◆ Prompt ◆
Please report every line from the material that contains the word "annotation".

--- Start ---

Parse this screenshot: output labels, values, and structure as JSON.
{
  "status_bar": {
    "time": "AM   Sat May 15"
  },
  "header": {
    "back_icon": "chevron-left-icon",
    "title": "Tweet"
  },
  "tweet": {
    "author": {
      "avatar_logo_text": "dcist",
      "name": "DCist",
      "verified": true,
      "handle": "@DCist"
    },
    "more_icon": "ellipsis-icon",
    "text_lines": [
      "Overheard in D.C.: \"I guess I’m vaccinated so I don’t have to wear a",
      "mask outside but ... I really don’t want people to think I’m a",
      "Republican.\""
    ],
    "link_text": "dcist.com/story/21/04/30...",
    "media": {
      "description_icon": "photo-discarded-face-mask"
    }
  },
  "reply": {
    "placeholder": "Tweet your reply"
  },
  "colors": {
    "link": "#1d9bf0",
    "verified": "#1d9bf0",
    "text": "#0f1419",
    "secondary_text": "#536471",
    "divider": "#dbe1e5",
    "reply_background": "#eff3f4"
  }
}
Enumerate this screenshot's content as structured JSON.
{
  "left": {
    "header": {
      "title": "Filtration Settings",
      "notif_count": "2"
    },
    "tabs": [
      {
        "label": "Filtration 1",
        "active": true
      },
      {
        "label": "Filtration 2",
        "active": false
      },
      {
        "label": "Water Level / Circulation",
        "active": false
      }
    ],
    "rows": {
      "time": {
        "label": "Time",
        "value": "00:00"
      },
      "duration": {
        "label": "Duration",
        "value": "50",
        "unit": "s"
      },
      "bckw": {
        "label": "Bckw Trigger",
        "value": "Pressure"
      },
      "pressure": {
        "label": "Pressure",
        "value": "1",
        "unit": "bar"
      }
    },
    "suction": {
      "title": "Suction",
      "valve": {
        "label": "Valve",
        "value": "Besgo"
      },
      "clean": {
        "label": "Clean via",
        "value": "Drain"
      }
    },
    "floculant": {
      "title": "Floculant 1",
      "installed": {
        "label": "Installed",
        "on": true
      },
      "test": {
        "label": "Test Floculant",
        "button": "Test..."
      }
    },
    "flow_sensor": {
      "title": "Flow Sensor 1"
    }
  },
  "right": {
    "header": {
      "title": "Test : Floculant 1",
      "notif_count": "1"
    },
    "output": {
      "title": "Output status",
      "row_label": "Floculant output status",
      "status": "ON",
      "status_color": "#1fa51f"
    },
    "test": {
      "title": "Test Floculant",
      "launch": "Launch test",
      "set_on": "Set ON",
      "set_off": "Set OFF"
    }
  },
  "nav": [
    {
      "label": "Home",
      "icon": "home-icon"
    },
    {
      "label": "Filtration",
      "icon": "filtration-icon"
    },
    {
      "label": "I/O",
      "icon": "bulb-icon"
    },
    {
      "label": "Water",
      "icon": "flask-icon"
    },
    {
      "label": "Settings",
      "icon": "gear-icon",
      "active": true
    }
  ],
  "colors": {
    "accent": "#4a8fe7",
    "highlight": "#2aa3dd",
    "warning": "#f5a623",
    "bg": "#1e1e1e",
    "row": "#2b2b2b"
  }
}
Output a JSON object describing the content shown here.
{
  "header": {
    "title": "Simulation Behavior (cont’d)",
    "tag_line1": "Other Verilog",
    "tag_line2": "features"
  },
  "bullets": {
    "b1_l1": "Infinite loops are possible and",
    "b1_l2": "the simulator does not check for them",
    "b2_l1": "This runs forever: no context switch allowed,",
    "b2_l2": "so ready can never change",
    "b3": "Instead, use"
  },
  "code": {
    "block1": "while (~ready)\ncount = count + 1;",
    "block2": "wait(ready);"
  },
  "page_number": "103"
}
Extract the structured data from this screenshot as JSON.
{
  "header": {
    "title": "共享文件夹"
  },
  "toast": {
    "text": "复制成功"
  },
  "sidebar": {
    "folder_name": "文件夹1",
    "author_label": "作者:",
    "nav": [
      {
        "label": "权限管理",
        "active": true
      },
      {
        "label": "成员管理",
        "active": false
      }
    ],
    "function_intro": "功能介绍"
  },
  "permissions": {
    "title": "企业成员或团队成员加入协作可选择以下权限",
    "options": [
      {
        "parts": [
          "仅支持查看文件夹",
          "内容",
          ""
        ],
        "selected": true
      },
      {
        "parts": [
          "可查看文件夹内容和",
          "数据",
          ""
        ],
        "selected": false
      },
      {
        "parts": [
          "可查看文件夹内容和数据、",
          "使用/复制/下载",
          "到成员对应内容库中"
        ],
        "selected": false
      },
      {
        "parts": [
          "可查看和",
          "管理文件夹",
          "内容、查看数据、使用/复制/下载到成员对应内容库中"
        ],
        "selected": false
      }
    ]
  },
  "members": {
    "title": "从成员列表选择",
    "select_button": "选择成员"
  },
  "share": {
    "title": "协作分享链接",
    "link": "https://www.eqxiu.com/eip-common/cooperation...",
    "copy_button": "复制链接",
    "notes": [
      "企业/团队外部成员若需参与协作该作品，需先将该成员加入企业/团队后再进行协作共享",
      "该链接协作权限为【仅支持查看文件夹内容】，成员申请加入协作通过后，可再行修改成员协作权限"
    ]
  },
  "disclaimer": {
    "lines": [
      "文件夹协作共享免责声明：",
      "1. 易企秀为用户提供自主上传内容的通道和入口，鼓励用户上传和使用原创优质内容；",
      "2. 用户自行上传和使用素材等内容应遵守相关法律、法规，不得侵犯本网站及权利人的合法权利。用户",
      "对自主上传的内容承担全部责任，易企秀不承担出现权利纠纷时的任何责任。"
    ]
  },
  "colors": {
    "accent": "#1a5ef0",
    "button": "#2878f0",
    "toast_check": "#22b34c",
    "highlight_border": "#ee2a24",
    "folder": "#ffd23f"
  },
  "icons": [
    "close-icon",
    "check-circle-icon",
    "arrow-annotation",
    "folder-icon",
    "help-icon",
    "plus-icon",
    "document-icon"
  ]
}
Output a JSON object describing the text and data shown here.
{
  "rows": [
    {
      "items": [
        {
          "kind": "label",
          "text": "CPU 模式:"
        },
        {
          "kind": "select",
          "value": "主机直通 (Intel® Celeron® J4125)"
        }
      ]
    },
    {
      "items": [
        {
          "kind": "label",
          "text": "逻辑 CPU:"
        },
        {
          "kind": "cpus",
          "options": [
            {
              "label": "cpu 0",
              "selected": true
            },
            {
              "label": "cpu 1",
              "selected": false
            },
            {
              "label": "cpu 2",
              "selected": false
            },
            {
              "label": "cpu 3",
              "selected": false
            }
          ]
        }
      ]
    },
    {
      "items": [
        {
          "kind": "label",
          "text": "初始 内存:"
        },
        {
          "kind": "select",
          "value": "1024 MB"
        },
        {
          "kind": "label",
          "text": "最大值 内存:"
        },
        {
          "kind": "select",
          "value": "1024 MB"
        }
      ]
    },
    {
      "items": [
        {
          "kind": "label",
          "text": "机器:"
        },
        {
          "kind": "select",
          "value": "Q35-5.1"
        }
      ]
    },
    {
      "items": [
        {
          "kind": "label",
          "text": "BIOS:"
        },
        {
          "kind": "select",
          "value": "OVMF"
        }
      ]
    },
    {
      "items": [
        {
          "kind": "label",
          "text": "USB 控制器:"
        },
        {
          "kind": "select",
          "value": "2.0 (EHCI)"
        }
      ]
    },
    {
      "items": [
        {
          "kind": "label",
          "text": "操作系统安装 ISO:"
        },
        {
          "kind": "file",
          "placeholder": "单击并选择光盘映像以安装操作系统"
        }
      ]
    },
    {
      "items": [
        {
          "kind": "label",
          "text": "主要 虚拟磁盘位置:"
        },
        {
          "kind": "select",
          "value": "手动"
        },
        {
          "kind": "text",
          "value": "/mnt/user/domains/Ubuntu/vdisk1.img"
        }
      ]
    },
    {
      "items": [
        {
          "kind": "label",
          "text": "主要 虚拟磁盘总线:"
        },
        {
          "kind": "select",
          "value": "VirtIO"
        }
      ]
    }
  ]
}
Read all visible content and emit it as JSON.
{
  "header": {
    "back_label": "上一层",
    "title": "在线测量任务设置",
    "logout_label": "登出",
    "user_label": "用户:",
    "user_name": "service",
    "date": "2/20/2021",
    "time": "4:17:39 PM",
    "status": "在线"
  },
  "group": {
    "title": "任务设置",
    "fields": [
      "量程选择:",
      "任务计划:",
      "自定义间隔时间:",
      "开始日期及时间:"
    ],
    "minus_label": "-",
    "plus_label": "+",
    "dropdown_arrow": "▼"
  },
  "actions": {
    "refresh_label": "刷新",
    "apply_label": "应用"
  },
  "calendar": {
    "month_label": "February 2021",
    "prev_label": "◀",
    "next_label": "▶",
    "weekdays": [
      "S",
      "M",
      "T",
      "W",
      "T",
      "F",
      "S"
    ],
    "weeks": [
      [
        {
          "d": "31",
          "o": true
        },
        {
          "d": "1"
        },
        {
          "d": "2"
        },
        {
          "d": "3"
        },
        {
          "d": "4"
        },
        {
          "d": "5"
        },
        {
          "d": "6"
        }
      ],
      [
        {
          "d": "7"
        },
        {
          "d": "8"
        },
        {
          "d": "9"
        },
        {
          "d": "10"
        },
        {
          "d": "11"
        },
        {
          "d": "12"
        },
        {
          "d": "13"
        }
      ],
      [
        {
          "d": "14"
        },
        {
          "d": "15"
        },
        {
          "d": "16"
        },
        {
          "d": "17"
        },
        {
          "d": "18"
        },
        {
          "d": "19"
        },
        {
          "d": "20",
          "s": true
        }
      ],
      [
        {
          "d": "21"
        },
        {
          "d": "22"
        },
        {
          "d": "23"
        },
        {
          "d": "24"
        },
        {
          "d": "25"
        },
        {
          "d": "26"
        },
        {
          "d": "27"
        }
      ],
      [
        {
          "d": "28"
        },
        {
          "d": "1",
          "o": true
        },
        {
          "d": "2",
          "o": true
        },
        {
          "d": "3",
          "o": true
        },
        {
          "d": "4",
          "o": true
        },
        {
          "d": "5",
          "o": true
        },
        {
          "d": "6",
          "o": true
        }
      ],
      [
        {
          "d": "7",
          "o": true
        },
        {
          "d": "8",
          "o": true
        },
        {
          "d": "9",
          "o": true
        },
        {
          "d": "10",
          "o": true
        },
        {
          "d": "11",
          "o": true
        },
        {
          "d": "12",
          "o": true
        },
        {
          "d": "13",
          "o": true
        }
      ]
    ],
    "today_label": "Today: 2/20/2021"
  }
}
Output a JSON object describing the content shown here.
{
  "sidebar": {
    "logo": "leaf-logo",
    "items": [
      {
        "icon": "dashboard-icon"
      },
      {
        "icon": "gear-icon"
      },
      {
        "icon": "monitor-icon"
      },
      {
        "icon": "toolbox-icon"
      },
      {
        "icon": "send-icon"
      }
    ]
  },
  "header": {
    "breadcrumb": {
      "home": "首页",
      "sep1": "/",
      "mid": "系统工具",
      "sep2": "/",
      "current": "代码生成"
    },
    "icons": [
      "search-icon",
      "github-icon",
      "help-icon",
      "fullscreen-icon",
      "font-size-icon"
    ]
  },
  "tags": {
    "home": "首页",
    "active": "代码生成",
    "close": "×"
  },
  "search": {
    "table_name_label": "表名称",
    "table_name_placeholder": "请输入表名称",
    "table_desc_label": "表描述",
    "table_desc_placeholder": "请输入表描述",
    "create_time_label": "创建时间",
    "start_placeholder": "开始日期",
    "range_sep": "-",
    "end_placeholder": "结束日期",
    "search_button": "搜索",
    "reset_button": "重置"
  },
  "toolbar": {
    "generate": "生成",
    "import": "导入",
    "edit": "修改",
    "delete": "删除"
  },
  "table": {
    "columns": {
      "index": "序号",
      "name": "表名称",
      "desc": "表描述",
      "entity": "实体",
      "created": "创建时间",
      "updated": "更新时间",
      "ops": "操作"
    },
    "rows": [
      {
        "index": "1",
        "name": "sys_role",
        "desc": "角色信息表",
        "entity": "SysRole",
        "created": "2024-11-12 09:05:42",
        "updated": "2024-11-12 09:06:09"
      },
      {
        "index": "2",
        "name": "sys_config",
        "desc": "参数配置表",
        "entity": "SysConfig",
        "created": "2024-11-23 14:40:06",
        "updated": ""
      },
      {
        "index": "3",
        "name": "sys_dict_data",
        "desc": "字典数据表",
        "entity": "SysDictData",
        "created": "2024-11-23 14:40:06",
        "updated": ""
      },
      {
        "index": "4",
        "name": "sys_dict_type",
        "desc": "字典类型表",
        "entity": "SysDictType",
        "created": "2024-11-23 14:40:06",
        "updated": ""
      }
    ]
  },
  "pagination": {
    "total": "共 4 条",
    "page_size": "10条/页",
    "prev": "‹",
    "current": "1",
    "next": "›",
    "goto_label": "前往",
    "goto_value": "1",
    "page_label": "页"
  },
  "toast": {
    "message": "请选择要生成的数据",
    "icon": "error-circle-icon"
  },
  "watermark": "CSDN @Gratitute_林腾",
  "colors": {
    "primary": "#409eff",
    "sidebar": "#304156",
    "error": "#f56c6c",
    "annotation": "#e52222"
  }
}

--- End ---

◆ Result for this task ◆
    "arrow-annotation",
    "annotation": "#e52222"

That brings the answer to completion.